_Written request_: Repeat every entry in the listing below, exactly.

(Dataset records)
START

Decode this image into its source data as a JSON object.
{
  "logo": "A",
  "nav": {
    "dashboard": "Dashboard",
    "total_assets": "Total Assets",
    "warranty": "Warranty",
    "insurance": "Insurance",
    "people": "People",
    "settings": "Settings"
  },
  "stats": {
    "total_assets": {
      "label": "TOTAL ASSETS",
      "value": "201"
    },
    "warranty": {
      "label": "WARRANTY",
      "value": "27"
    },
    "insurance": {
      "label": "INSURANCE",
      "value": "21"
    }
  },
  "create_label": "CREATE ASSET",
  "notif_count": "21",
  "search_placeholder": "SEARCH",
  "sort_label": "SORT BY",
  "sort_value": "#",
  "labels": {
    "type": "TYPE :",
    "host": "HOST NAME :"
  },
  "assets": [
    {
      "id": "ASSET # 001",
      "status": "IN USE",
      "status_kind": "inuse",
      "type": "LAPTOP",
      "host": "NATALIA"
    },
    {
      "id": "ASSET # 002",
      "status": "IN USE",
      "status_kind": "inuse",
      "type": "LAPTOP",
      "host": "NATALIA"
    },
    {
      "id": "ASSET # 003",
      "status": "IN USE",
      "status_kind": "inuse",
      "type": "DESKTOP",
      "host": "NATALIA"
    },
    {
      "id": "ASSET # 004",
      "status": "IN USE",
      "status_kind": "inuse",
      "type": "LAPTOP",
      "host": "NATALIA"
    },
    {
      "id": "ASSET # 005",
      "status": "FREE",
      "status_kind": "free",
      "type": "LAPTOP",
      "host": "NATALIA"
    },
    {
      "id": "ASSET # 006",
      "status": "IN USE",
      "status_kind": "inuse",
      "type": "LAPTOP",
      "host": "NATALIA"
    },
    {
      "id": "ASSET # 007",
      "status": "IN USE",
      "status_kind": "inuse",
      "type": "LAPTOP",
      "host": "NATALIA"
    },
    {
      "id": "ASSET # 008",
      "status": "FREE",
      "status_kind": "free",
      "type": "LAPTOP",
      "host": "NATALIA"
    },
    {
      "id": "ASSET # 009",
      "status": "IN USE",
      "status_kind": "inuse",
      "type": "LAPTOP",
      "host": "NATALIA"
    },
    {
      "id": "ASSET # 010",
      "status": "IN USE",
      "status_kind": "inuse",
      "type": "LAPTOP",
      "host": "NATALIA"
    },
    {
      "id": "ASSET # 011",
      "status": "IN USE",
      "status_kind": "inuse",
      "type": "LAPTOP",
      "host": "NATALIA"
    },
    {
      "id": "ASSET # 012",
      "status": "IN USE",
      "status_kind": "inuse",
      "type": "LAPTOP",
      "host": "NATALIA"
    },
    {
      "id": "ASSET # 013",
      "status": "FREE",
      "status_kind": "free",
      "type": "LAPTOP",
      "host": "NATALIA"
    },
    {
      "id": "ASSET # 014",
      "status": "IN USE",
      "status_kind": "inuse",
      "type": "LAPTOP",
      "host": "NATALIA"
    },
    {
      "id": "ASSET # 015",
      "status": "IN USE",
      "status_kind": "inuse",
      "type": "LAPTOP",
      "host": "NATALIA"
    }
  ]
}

END

_Task response_:
Decode this image into its source data as a JSON object.
{
  "logo": "A",
  "nav": {
    "dashboard": "Dashboard",
    "total_assets": "Total Assets",
    "warranty": "Warranty",
    "insurance": "Insurance",
    "people": "People",
    "settings": "Settings"
  },
  "stats": {
    "total_assets": {
      "label": "TOTAL ASSETS",
      "value": "201"
    },
    "warranty": {
      "label": "WARRANTY",
      "value": "27"
    },
    "insurance": {
      "label": "INSURANCE",
      "value": "21"
    }
  },
  "create_label": "CREATE ASSET",
  "notif_count": "21",
  "search_placeholder": "SEARCH",
  "sort_label": "SORT BY",
  "sort_value": "#",
  "labels": {
    "type": "TYPE :",
    "host": "HOST NAME :"
  },
  "assets": [
    {
      "id": "ASSET # 001",
      "status": "IN USE",
      "status_kind": "inuse",
      "type": "LAPTOP",
      "host": "NATALIA"
    },
    {
      "id": "ASSET # 002",
      "status": "IN USE",
      "status_kind": "inuse",
      "type": "LAPTOP",
      "host": "NATALIA"
    },
    {
      "id": "ASSET # 003",
      "status": "IN USE",
      "status_kind": "inuse",
      "type": "DESKTOP",
      "host": "NATALIA"
    },
    {
      "id": "ASSET # 004",
      "status": "IN USE",
      "status_kind": "inuse",
      "type": "LAPTOP",
      "host": "NATALIA"
    },
    {
      "id": "ASSET # 005",
      "status": "FREE",
      "status_kind": "free",
      "type": "LAPTOP",
      "host": "NATALIA"
    },
    {
      "id": "ASSET # 006",
      "status": "IN USE",
      "status_kind": "inuse",
      "type": "LAPTOP",
      "host": "NATALIA"
    },
    {
      "id": "ASSET # 007",
      "status": "IN USE",
      "status_kind": "inuse",
      "type": "LAPTOP",
      "host": "NATALIA"
    },
    {
      "id": "ASSET # 008",
      "status": "FREE",
      "status_kind": "free",
      "type": "LAPTOP",
      "host": "NATALIA"
    },
    {
      "id": "ASSET # 009",
      "status": "IN USE",
      "status_kind": "inuse",
      "type": "LAPTOP",
      "host": "NATALIA"
    },
    {
      "id": "ASSET # 010",
      "status": "IN USE",
      "status_kind": "inuse",
      "type": "LAPTOP",
      "host": "NATALIA"
    },
    {
      "id": "ASSET # 011",
      "status": "IN USE",
      "status_kind": "inuse",
      "type": "LAPTOP",
      "host": "NATALIA"
    },
    {
      "id": "ASSET # 012",
      "status": "IN USE",
      "status_kind": "inuse",
      "type": "LAPTOP",
      "host": "NATALIA"
    },
    {
      "id": "ASSET # 013",
      "status": "FREE",
      "status_kind": "free",
      "type": "LAPTOP",
      "host": "NATALIA"
    },
    {
      "id": "ASSET # 014",
      "status": "IN USE",
      "status_kind": "inuse",
      "type": "LAPTOP",
      "host": "NATALIA"
    },
    {
      "id": "ASSET # 015",
      "status": "IN USE",
      "status_kind": "inuse",
      "type": "LAPTOP",
      "host": "NATALIA"
    }
  ]
}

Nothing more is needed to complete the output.